--- TASK GOAL ---
Each entry should be quoted word for word, including every mark of punctuation.
#### EXTRACTED ENTRIES
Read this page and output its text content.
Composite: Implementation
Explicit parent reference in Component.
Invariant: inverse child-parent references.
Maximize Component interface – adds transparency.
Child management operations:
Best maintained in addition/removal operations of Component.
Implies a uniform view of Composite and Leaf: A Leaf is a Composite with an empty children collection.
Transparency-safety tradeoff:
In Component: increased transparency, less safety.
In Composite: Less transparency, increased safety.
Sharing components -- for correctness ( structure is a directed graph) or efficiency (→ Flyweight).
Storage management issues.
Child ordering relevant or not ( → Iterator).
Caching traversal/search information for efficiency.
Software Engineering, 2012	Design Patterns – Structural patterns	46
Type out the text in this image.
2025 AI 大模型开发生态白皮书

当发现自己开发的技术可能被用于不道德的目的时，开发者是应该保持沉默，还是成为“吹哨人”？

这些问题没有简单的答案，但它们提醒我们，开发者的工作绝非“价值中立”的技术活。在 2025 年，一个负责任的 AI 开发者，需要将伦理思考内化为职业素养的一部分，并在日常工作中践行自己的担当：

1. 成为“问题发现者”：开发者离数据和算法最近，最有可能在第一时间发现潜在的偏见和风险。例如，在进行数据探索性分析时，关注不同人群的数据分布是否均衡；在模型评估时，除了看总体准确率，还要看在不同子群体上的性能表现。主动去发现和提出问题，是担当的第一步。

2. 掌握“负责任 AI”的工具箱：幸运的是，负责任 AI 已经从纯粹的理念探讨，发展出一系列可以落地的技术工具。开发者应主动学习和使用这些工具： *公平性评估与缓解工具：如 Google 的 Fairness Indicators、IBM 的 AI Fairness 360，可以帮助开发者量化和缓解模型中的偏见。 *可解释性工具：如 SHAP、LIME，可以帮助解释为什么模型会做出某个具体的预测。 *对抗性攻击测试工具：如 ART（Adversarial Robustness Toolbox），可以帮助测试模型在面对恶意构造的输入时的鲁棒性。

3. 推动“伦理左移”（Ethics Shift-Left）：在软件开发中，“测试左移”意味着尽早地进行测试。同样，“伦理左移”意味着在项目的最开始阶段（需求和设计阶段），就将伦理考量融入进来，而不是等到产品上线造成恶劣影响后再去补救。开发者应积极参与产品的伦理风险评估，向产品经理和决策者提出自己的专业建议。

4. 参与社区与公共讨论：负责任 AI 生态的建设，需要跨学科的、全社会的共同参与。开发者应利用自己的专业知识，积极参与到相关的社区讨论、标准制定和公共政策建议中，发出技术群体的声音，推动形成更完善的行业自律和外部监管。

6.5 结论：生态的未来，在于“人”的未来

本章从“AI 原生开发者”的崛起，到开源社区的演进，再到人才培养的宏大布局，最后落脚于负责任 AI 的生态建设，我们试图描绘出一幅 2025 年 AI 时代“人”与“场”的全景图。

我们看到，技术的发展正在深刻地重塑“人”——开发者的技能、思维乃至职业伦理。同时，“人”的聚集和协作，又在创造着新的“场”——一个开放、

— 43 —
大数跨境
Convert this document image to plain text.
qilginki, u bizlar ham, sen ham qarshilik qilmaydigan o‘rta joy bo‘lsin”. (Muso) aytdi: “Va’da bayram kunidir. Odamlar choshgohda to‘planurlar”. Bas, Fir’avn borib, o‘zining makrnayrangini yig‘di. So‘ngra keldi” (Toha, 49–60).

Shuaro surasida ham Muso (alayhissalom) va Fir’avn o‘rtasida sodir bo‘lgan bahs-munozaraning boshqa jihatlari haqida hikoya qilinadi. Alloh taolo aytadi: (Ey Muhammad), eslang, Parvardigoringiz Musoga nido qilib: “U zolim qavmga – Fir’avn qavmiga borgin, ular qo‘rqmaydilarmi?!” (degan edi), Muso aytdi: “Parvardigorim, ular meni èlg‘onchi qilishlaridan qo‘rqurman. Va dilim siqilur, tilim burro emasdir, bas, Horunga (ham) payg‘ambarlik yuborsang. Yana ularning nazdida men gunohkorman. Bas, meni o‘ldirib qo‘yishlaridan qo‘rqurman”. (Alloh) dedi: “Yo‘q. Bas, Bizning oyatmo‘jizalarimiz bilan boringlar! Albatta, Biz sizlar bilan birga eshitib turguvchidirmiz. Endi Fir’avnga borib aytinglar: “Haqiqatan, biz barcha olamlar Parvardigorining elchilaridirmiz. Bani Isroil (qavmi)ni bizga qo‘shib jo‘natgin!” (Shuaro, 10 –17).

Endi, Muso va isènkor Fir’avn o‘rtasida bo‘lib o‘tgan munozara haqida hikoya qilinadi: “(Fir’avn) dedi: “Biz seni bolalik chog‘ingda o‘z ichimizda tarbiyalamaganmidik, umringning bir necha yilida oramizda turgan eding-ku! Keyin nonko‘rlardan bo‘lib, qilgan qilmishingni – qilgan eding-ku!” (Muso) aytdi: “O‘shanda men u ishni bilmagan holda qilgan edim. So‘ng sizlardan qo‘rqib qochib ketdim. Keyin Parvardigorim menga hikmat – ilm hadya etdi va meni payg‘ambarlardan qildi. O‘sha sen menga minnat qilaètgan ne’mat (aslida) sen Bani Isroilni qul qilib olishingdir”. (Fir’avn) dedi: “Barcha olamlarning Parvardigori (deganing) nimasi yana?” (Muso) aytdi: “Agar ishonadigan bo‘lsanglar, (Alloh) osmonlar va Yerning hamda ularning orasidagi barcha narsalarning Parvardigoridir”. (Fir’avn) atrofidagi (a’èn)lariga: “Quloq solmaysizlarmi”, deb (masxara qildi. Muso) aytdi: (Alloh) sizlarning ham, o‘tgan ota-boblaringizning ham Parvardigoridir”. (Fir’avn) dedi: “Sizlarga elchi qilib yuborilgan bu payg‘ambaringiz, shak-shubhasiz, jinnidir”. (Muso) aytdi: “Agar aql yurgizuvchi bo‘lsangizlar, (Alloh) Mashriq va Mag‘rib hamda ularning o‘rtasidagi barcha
########
--- THE RESPONSE ---
Read this page and output its text content.
Composite: Implementation
Explicit parent reference in Component.
Invariant: inverse child-parent references.
Maximize Component interface – adds transparency.
Child management operations:
Best maintained in addition/removal operations of Component.
Implies a uniform view of Composite and Leaf: A Leaf is a Composite with an empty children collection.
Transparency-safety tradeoff:
In Component: increased transparency, less safety.
In Composite: Less transparency, increased safety.
Sharing components -- for correctness ( structure is a directed graph) or efficiency (→ Flyweight).
Storage management issues.
Child ordering relevant or not ( → Iterator).
Caching traversal/search information for efficiency.
Software Engineering, 2012	Design Patterns – Structural patterns	46
Type out the text in this image.
2025 AI 大模型开发生态白皮书

当发现自己开发的技术可能被用于不道德的目的时，开发者是应该保持沉默，还是成为“吹哨人”？

这些问题没有简单的答案，但它们提醒我们，开发者的工作绝非“价值中立”的技术活。在 2025 年，一个负责任的 AI 开发者，需要将伦理思考内化为职业素养的一部分，并在日常工作中践行自己的担当：

1. 成为“问题发现者”：开发者离数据和算法最近，最有可能在第一时间发现潜在的偏见和风险。例如，在进行数据探索性分析时，关注不同人群的数据分布是否均衡；在模型评估时，除了看总体准确率，还要看在不同子群体上的性能表现。主动去发现和提出问题，是担当的第一步。

2. 掌握“负责任 AI”的工具箱：幸运的是，负责任 AI 已经从纯粹的理念探讨，发展出一系列可以落地的技术工具。开发者应主动学习和使用这些工具： *公平性评估与缓解工具：如 Google 的 Fairness Indicators、IBM 的 AI Fairness 360，可以帮助开发者量化和缓解模型中的偏见。 *可解释性工具：如 SHAP、LIME，可以帮助解释为什么模型会做出某个具体的预测。 *对抗性攻击测试工具：如 ART（Adversarial Robustness Toolbox），可以帮助测试模型在面对恶意构造的输入时的鲁棒性。

3. 推动“伦理左移”（Ethics Shift-Left）：在软件开发中，“测试左移”意味着尽早地进行测试。同样，“伦理左移”意味着在项目的最开始阶段（需求和设计阶段），就将伦理考量融入进来，而不是等到产品上线造成恶劣影响后再去补救。开发者应积极参与产品的伦理风险评估，向产品经理和决策者提出自己的专业建议。

4. 参与社区与公共讨论：负责任 AI 生态的建设，需要跨学科的、全社会的共同参与。开发者应利用自己的专业知识，积极参与到相关的社区讨论、标准制定和公共政策建议中，发出技术群体的声音，推动形成更完善的行业自律和外部监管。

6.5 结论：生态的未来，在于“人”的未来

本章从“AI 原生开发者”的崛起，到开源社区的演进，再到人才培养的宏大布局，最后落脚于负责任 AI 的生态建设，我们试图描绘出一幅 2025 年 AI 时代“人”与“场”的全景图。

我们看到，技术的发展正在深刻地重塑“人”——开发者的技能、思维乃至职业伦理。同时，“人”的聚集和协作，又在创造着新的“场”——一个开放、

— 43 —
大数跨境
Convert this document image to plain text.
qilginki, u bizlar ham, sen ham qarshilik qilmaydigan o‘rta joy bo‘lsin”. (Muso) aytdi: “Va’da bayram kunidir. Odamlar choshgohda to‘planurlar”. Bas, Fir’avn borib, o‘zining makrnayrangini yig‘di. So‘ngra keldi” (Toha, 49–60).

Shuaro surasida ham Muso (alayhissalom) va Fir’avn o‘rtasida sodir bo‘lgan bahs-munozaraning boshqa jihatlari haqida hikoya qilinadi. Alloh taolo aytadi: (Ey Muhammad), eslang, Parvardigoringiz Musoga nido qilib: “U zolim qavmga – Fir’avn qavmiga borgin, ular qo‘rqmaydilarmi?!” (degan edi), Muso aytdi: “Parvardigorim, ular meni èlg‘onchi qilishlaridan qo‘rqurman. Va dilim siqilur, tilim burro emasdir, bas, Horunga (ham) payg‘ambarlik yuborsang. Yana ularning nazdida men gunohkorman. Bas, meni o‘ldirib qo‘yishlaridan qo‘rqurman”. (Alloh) dedi: “Yo‘q. Bas, Bizning oyatmo‘jizalarimiz bilan boringlar! Albatta, Biz sizlar bilan birga eshitib turguvchidirmiz. Endi Fir’avnga borib aytinglar: “Haqiqatan, biz barcha olamlar Parvardigorining elchilaridirmiz. Bani Isroil (qavmi)ni bizga qo‘shib jo‘natgin!” (Shuaro, 10 –17).

Endi, Muso va isènkor Fir’avn o‘rtasida bo‘lib o‘tgan munozara haqida hikoya qilinadi: “(Fir’avn) dedi: “Biz seni bolalik chog‘ingda o‘z ichimizda tarbiyalamaganmidik, umringning bir necha yilida oramizda turgan eding-ku! Keyin nonko‘rlardan bo‘lib, qilgan qilmishingni – qilgan eding-ku!” (Muso) aytdi: “O‘shanda men u ishni bilmagan holda qilgan edim. So‘ng sizlardan qo‘rqib qochib ketdim. Keyin Parvardigorim menga hikmat – ilm hadya etdi va meni payg‘ambarlardan qildi. O‘sha sen menga minnat qilaètgan ne’mat (aslida) sen Bani Isroilni qul qilib olishingdir”. (Fir’avn) dedi: “Barcha olamlarning Parvardigori (deganing) nimasi yana?” (Muso) aytdi: “Agar ishonadigan bo‘lsanglar, (Alloh) osmonlar va Yerning hamda ularning orasidagi barcha narsalarning Parvardigoridir”. (Fir’avn) atrofidagi (a’èn)lariga: “Quloq solmaysizlarmi”, deb (masxara qildi. Muso) aytdi: (Alloh) sizlarning ham, o‘tgan ota-boblaringizning ham Parvardigoridir”. (Fir’avn) dedi: “Sizlarga elchi qilib yuborilgan bu payg‘ambaringiz, shak-shubhasiz, jinnidir”. (Muso) aytdi: “Agar aql yurgizuvchi bo‘lsangizlar, (Alloh) Mashriq va Mag‘rib hamda ularning o‘rtasidagi barcha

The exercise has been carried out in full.